_THE EXERCISE:_
Rename "text-line" to "text line" everywhere it occurs in the rows below, keeping everything else identical. Omit the pictures from your output.

[Items listed in a dataset]
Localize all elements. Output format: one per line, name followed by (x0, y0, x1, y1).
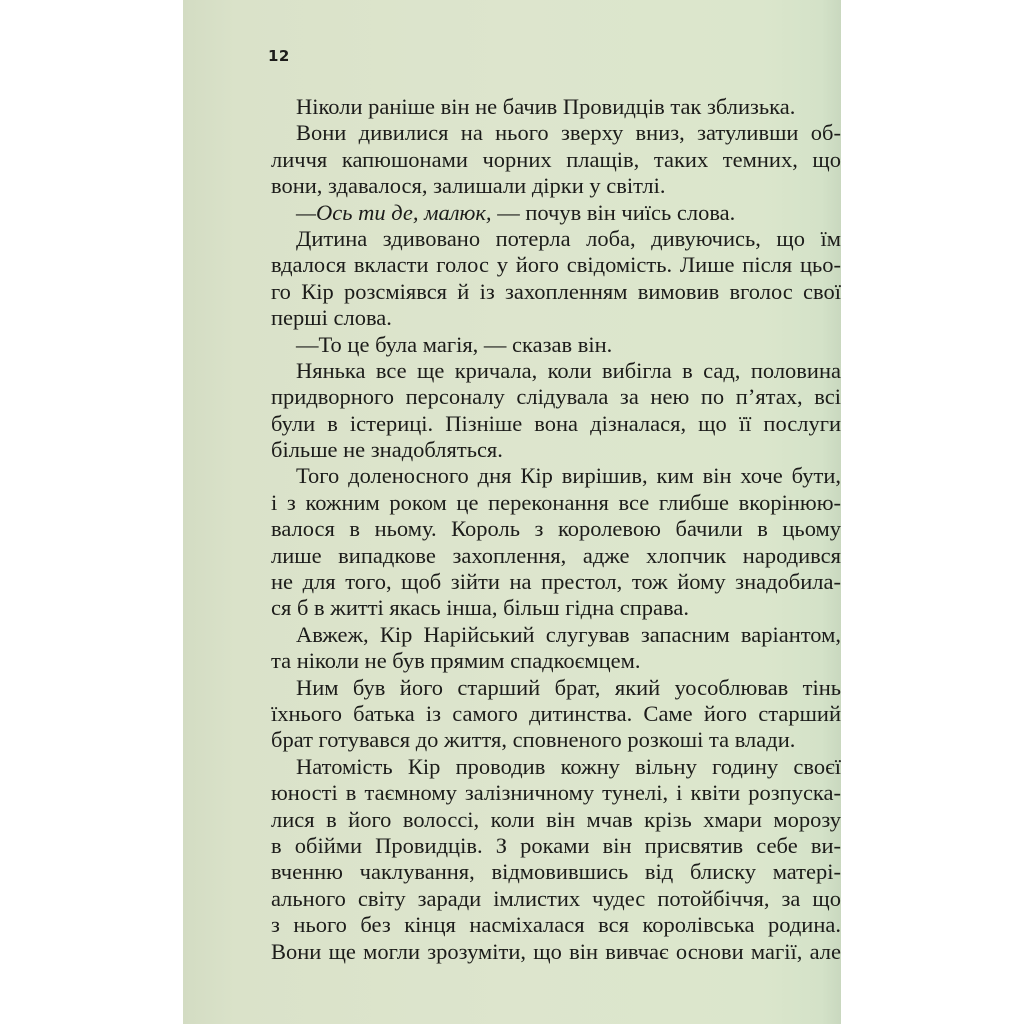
text-line: більше не знадобляться. (271, 437, 503, 463)
text-line: лише випадкове захоплення, адже хлопчик народився (271, 542, 841, 568)
text-line: вдалося вкласти голос у його свідомість. Лише після цьо- (271, 252, 841, 278)
text-line: не для того, щоб зійти на престол, тож йому знадобила- (271, 569, 841, 595)
text-line: Вони дивилися на нього зверху вниз, затуливши об- (296, 120, 841, 146)
text-line: Авжеж, Кір Нарійський слугував запасним варіантом, (296, 621, 841, 647)
text-line: придворного персоналу слідувала за нею по п’ятах, всі (271, 384, 841, 410)
text-line: перші слова. (271, 305, 392, 331)
text-line: їхнього батька із самого дитинства. Саме його старший (271, 700, 841, 726)
text-line: Натомість Кір проводив кожну вільну годину своєї (296, 753, 841, 779)
text-line: валося в ньому. Король з королевою бачили в цьому (271, 516, 841, 542)
text-line: Нянька все ще кричала, коли вибігла в сад, половина (296, 357, 841, 383)
text-line: —То це була магія, — сказав він. (296, 331, 613, 357)
italic-speech: —Ось ти де, малюк, (296, 199, 492, 225)
page-number: 12 (268, 47, 290, 65)
text-line: го Кір розсміявся й із захопленням вимовив вголос свої (271, 278, 841, 304)
text-line: та ніколи не був прямим спадкоємцем. (271, 648, 641, 674)
text-line (271, 200, 841, 226)
text-line: ального світу заради імлистих чудес потойбіччя, за що (271, 885, 841, 911)
text-line: личчя капюшонами чорних плащів, таких темних, що (271, 146, 841, 172)
text-line: в обійми Провидців. З роками він присвятив себе ви- (271, 832, 841, 858)
text-line: лися в його волоссі, коли він мчав крізь хмари морозу (271, 806, 841, 832)
text-line: ся б в житті якась інша, більш гідна справа. (271, 595, 689, 621)
text-line: вони, здавалося, залишали дірки у світлі. (271, 173, 666, 199)
text-line: і з кожним роком це переконання все глибше вкорінюю- (271, 489, 841, 515)
body-text (271, 94, 841, 965)
text-line: Того доленосного дня Кір вирішив, ким він хоче бути, (296, 463, 841, 489)
text-line: юності в таємному залізничному тунелі, і квіти розпуска- (271, 780, 841, 806)
text-line: Дитина здивовано потерла лоба, дивуючись, що їм (296, 225, 841, 251)
text-line: Ним був його старший брат, який уособлював тінь (296, 674, 841, 700)
text-line: Ніколи раніше він не бачив Провидців так зблизька. (296, 94, 796, 119)
text-line: Вони ще могли зрозуміти, що він вивчає основи магії, але (271, 938, 841, 964)
text-line: з нього без кінця насміхалася вся королівська родина. (271, 912, 841, 938)
line-text: — почув він чиїсь слова. (491, 199, 736, 225)
text-line: брат готувався до життя, сповненого розкоші та влади. (271, 727, 796, 753)
text-line: вченню чаклування, відмовившись від блиску матері- (271, 859, 841, 885)
text-line: були в істериці. Пізніше вона дізналася, що її послуги (271, 410, 841, 436)
book-page (183, 0, 841, 1024)
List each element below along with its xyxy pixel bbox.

_REPLY TO THE EXERCISE:_
Localize all elements. Output format: one per line, name followed by (x0, y0, x1, y1).
text line: більше не знадобляться. (271, 437, 503, 463)
text line: лише випадкове захоплення, адже хлопчик народився (271, 542, 841, 568)
text line: вдалося вкласти голос у його свідомість. Лише після цьо- (271, 252, 841, 278)
text line: не для того, щоб зійти на престол, тож йому знадобила- (271, 569, 841, 595)
text line: Вони дивилися на нього зверху вниз, затуливши об- (296, 120, 841, 146)
text line: Авжеж, Кір Нарійський слугував запасним варіантом, (296, 621, 841, 647)
text line: придворного персоналу слідувала за нею по п’ятах, всі (271, 384, 841, 410)
text line: перші слова. (271, 305, 392, 331)
text line: їхнього батька із самого дитинства. Саме його старший (271, 700, 841, 726)
text line: Натомість Кір проводив кожну вільну годину своєї (296, 753, 841, 779)
text line: валося в ньому. Король з королевою бачили в цьому (271, 516, 841, 542)
text line: Нянька все ще кричала, коли вибігла в сад, половина (296, 357, 841, 383)
text line: —То це була магія, — сказав він. (296, 331, 613, 357)
italic-speech: —Ось ти де, малюк, (296, 199, 492, 225)
page-number: 12 (268, 47, 290, 65)
text line: го Кір розсміявся й із захопленням вимовив вголос свої (271, 278, 841, 304)
text line: та ніколи не був прямим спадкоємцем. (271, 648, 641, 674)
text line (271, 200, 841, 226)
text line: ального світу заради імлистих чудес потойбіччя, за що (271, 885, 841, 911)
text line: личчя капюшонами чорних плащів, таких темних, що (271, 146, 841, 172)
text line: в обійми Провидців. З роками він присвятив себе ви- (271, 832, 841, 858)
text line: лися в його волоссі, коли він мчав крізь хмари морозу (271, 806, 841, 832)
text line: ся б в житті якась інша, більш гідна справа. (271, 595, 689, 621)
text line: вони, здавалося, залишали дірки у світлі. (271, 173, 666, 199)
text line: і з кожним роком це переконання все глибше вкорінюю- (271, 489, 841, 515)
body-text (271, 94, 841, 965)
text line: Того доленосного дня Кір вирішив, ким він хоче бути, (296, 463, 841, 489)
text line: юності в таємному залізничному тунелі, і квіти розпуска- (271, 780, 841, 806)
text line: Дитина здивовано потерла лоба, дивуючись, що їм (296, 225, 841, 251)
text line: Ним був його старший брат, який уособлював тінь (296, 674, 841, 700)
text line: Ніколи раніше він не бачив Провидців так зблизька. (296, 94, 796, 119)
text line: Вони ще могли зрозуміти, що він вивчає основи магії, але (271, 938, 841, 964)
text line: з нього без кінця насміхалася вся королівська родина. (271, 912, 841, 938)
line-text: — почув він чиїсь слова. (491, 199, 736, 225)
text line: брат готувався до життя, сповненого розкоші та влади. (271, 727, 796, 753)
text line: вченню чаклування, відмовившись від блиску матері- (271, 859, 841, 885)
text line: були в істериці. Пізніше вона дізналася, що її послуги (271, 410, 841, 436)
book-page (183, 0, 841, 1024)
List each element below along with its xyxy pixel bbox.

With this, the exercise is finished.